_Task description_
In the records below, find each line with the word "bioquímica" and copy it.

_The data_
+===+

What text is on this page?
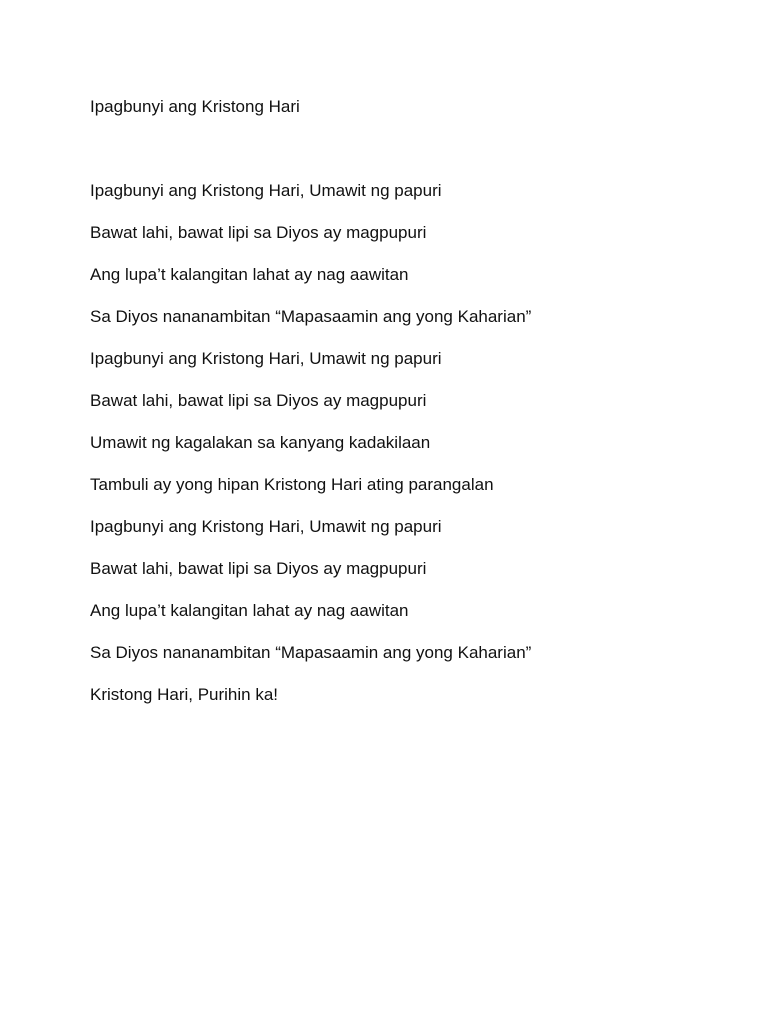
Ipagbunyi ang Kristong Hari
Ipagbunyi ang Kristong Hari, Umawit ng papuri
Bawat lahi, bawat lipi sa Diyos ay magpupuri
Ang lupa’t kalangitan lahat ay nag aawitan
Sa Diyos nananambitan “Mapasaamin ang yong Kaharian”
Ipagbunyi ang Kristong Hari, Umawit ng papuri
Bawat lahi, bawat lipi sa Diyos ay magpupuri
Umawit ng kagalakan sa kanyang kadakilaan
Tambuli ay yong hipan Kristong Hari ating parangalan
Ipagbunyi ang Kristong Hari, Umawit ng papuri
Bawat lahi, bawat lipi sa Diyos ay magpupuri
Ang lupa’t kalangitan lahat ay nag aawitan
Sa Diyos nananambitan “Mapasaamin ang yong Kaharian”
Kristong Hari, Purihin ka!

+===+

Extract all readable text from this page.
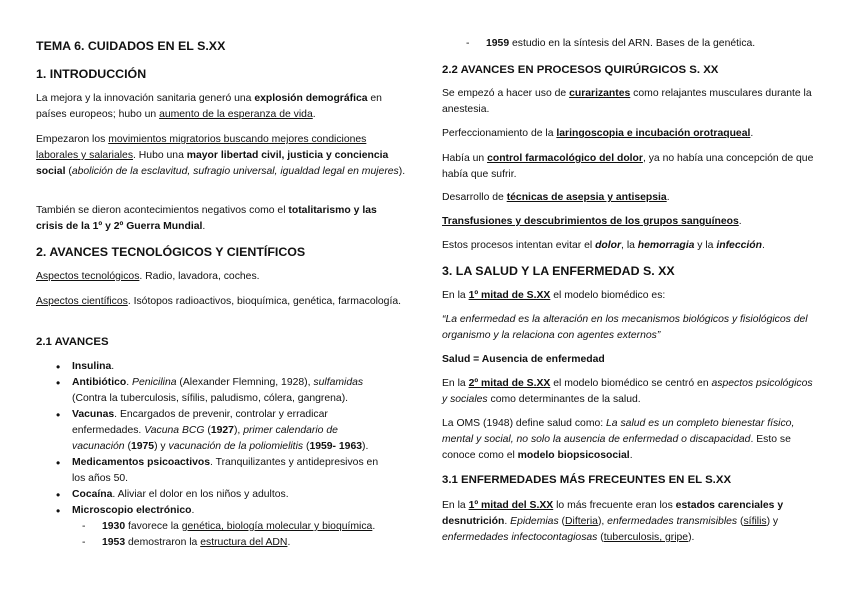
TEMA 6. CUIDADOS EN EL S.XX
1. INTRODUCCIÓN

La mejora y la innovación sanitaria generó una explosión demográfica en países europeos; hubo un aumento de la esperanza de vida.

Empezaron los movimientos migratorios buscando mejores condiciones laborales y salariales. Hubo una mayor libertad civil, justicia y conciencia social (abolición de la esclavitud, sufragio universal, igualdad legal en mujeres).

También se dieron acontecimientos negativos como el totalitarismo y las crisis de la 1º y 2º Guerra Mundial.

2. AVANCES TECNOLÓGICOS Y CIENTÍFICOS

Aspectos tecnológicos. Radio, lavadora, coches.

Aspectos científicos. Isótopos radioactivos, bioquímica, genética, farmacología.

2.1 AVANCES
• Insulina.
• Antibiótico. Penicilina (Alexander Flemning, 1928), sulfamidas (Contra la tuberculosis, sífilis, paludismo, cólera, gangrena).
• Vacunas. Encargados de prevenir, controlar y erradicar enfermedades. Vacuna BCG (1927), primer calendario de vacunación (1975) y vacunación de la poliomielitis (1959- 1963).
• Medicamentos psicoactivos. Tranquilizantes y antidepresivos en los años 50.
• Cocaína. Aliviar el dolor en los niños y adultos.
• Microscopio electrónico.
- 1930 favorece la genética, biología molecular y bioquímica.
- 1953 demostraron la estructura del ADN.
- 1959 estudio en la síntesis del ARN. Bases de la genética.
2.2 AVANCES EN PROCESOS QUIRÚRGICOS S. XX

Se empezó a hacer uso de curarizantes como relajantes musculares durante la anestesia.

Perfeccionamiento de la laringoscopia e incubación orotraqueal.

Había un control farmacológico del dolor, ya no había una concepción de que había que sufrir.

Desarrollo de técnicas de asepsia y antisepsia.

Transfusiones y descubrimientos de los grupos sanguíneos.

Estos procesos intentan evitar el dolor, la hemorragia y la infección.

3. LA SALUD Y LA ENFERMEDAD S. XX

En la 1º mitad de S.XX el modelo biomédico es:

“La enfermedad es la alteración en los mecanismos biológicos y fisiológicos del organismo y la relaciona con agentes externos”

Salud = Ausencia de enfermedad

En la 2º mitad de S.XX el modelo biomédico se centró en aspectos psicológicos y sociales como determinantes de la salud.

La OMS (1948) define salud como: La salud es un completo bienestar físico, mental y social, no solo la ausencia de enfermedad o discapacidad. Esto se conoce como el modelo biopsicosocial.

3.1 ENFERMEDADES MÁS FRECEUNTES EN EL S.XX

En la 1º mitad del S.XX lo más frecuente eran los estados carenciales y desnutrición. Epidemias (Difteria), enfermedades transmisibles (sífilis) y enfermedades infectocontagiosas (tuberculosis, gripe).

+===+

_The completed task_
Aspectos científicos. Isótopos radioactivos, bioquímica, genética, farmacología.
- 1930 favorece la genética, biología molecular y bioquímica.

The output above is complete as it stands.